PROBLEM ▸
Scan the data below for the string "удалённо". Show every line where it turns up.

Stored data
★ ★ ★

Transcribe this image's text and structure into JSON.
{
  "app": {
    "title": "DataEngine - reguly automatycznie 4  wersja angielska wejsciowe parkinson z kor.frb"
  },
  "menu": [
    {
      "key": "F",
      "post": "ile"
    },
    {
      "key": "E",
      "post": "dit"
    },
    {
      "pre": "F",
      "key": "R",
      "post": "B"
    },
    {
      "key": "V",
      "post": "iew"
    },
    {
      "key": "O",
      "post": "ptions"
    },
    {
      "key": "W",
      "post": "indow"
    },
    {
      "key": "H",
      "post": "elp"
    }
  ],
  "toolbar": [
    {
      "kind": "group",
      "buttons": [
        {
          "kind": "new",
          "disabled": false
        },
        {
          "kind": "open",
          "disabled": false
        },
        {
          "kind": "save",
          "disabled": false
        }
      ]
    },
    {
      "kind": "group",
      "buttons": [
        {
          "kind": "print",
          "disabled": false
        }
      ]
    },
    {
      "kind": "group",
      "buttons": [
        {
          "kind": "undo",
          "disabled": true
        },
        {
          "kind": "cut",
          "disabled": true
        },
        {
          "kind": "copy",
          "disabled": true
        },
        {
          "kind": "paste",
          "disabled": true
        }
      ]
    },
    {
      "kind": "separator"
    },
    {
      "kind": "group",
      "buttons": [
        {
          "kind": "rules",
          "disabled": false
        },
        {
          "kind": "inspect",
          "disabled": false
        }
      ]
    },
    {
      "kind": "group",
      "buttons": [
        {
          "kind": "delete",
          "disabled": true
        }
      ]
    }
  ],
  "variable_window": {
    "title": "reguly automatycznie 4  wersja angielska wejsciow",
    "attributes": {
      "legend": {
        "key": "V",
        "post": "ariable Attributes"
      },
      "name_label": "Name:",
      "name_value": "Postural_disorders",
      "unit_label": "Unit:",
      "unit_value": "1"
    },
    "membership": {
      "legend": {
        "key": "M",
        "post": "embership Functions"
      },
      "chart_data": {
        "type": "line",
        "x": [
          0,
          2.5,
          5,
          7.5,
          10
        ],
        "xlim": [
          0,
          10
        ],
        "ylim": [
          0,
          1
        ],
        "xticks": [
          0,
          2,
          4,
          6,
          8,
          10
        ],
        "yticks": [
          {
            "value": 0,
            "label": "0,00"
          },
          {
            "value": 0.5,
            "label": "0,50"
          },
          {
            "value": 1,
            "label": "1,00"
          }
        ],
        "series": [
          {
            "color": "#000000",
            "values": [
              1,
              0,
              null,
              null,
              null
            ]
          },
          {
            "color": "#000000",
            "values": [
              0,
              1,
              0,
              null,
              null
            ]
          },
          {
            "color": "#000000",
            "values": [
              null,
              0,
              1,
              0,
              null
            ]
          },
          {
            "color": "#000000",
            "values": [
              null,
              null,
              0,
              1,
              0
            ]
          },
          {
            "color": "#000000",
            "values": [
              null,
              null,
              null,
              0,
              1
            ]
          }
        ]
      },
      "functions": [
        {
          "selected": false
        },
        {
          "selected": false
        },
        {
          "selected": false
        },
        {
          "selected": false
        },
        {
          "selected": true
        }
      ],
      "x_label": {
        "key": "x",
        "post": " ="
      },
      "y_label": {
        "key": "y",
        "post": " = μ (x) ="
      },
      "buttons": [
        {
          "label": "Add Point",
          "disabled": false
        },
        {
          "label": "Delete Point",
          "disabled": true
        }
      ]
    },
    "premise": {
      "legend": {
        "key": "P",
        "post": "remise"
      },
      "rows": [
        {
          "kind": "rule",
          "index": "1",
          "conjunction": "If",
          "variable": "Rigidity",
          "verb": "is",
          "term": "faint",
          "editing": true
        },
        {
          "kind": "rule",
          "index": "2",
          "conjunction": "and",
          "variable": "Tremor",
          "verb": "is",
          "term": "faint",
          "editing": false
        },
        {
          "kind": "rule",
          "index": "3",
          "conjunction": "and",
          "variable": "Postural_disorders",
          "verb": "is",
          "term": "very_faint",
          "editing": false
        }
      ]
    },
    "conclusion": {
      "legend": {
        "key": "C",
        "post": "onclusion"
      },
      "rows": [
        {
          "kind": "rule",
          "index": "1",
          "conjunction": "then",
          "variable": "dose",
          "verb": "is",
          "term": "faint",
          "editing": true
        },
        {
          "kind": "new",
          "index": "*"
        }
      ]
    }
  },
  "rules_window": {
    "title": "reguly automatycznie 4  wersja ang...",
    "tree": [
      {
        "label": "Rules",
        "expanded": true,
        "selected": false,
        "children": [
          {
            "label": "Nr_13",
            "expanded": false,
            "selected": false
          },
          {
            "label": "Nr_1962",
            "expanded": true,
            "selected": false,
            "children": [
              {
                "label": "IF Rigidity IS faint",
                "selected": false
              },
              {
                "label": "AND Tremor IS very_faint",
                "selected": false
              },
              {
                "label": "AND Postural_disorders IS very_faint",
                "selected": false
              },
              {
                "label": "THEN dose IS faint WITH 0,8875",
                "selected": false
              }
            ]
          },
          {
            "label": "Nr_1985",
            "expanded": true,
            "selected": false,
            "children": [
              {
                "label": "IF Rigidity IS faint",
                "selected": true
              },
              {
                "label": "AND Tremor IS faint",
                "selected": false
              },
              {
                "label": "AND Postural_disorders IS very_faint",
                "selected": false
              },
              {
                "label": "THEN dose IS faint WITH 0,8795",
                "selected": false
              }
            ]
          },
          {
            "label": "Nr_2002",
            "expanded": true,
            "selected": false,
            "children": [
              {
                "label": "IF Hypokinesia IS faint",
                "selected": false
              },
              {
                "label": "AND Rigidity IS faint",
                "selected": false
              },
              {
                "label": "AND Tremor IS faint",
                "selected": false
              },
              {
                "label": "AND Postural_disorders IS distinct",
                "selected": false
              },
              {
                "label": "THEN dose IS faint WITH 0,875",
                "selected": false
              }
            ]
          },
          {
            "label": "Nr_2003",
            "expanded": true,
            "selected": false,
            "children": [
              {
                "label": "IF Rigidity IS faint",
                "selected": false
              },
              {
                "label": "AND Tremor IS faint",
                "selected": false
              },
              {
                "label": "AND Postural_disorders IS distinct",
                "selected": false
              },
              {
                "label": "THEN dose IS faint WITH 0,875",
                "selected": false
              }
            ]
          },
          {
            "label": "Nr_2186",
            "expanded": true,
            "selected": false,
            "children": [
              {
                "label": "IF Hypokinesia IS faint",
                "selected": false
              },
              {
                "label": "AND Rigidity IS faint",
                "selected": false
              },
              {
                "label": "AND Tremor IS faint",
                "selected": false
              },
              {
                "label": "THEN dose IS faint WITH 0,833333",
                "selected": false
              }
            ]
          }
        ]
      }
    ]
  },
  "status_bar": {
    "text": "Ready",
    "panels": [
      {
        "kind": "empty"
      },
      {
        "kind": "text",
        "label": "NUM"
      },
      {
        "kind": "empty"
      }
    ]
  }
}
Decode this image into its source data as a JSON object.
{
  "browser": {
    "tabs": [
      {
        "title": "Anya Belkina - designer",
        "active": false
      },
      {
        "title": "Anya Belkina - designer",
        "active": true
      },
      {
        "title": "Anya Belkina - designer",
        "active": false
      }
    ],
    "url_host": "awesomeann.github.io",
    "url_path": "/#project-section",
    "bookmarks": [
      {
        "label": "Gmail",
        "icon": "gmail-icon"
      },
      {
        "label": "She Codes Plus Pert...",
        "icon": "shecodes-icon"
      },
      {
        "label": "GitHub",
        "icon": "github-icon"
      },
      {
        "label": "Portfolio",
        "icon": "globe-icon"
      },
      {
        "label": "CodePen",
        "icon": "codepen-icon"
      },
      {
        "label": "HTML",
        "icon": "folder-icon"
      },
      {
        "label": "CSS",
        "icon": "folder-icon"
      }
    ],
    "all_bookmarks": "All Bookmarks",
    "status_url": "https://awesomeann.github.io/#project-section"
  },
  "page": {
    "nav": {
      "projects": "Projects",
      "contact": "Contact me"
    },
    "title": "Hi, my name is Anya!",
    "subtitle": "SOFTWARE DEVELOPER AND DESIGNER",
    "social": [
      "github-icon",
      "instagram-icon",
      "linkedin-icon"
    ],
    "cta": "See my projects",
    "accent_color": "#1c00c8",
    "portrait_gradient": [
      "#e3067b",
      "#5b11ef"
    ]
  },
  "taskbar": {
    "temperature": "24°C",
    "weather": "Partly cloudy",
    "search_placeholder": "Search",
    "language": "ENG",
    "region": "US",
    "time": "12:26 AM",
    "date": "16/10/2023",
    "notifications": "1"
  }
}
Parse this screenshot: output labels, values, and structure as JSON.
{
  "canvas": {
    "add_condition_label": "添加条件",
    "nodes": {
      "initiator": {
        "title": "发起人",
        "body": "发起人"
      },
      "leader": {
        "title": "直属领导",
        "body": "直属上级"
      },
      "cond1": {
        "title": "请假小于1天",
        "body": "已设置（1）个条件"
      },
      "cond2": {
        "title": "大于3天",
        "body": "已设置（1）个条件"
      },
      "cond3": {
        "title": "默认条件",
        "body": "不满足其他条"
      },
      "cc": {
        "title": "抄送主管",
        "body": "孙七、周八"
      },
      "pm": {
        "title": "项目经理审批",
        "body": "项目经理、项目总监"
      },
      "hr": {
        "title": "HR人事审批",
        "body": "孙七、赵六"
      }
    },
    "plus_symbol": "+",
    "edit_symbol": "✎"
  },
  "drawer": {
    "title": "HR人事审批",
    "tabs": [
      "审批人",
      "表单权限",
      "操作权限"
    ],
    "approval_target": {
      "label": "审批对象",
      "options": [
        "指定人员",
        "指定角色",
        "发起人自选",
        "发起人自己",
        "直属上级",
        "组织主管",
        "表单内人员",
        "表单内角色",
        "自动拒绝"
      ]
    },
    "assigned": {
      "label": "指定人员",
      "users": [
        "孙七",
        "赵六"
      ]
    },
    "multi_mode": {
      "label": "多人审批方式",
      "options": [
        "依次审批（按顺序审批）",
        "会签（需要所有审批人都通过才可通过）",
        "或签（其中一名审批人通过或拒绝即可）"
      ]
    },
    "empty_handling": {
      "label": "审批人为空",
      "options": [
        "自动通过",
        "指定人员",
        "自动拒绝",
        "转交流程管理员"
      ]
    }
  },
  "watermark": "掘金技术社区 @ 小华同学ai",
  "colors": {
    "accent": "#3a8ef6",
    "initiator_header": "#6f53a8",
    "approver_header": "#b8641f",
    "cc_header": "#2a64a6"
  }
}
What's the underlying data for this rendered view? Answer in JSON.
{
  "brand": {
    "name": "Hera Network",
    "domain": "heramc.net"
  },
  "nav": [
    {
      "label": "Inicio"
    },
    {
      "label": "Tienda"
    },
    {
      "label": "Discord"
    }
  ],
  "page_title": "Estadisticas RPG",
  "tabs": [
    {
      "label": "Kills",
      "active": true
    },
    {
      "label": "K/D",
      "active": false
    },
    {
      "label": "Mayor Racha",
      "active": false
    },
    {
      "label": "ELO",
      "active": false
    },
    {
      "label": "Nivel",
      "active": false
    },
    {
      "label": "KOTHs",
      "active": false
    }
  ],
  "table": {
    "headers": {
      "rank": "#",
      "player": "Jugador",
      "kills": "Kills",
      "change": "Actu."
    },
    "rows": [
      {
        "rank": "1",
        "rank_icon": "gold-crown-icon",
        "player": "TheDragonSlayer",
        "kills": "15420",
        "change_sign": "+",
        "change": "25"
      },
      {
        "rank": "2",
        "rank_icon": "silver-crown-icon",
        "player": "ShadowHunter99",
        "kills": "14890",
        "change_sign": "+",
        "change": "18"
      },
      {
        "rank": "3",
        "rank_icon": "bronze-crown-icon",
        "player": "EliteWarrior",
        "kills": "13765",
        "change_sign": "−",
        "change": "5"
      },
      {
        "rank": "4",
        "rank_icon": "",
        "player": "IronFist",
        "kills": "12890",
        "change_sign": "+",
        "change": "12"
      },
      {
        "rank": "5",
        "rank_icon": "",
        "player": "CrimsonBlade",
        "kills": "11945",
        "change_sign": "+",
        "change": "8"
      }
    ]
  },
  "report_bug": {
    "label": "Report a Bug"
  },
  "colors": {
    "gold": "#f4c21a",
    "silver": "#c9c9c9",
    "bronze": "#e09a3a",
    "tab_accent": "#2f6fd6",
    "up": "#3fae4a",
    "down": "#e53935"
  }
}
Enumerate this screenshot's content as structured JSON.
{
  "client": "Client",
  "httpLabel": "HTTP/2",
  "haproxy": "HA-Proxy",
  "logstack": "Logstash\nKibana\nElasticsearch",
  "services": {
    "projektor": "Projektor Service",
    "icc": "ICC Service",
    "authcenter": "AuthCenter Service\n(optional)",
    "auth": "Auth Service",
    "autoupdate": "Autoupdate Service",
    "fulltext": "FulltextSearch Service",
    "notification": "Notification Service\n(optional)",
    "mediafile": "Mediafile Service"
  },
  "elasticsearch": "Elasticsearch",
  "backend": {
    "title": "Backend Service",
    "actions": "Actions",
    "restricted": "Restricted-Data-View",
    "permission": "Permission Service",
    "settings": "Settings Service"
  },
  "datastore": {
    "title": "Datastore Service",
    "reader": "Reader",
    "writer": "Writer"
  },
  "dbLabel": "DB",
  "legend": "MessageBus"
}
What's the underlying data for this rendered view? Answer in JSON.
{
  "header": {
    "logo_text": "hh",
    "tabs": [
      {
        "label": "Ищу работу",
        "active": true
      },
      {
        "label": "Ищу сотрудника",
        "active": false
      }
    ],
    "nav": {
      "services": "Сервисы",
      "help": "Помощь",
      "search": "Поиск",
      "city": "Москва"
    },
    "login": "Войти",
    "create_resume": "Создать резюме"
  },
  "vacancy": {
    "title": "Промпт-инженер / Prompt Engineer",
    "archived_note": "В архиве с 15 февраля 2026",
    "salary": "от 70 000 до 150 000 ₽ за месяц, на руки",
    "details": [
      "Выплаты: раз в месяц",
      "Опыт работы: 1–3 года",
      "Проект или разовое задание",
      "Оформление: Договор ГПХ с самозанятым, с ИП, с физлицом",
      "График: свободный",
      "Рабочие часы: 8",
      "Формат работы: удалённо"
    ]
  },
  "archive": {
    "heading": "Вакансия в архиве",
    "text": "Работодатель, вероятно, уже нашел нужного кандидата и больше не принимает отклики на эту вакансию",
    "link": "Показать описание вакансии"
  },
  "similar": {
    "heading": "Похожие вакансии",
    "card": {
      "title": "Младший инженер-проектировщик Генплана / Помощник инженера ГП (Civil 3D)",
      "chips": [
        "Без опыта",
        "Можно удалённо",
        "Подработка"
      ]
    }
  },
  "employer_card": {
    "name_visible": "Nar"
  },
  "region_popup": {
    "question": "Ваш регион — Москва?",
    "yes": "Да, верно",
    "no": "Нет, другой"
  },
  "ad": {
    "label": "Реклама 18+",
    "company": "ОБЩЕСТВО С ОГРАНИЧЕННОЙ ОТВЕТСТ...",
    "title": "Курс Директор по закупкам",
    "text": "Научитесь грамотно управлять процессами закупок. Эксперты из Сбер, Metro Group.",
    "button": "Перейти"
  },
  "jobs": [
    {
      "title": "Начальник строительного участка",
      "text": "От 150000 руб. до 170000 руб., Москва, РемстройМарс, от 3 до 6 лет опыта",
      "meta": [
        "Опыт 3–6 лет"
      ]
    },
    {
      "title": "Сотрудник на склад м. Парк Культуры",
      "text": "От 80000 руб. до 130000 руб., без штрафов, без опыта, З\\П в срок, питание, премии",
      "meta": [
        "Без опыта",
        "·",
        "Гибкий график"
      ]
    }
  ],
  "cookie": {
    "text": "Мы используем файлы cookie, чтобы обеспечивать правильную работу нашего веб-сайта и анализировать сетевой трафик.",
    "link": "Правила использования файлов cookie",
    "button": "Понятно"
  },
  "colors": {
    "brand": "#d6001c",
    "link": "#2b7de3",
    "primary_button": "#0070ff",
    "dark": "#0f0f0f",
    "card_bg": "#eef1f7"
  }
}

★ ★ ★

RESULT BELOW ▸
      "Формат работы: удалённо"
        "Можно удалённо",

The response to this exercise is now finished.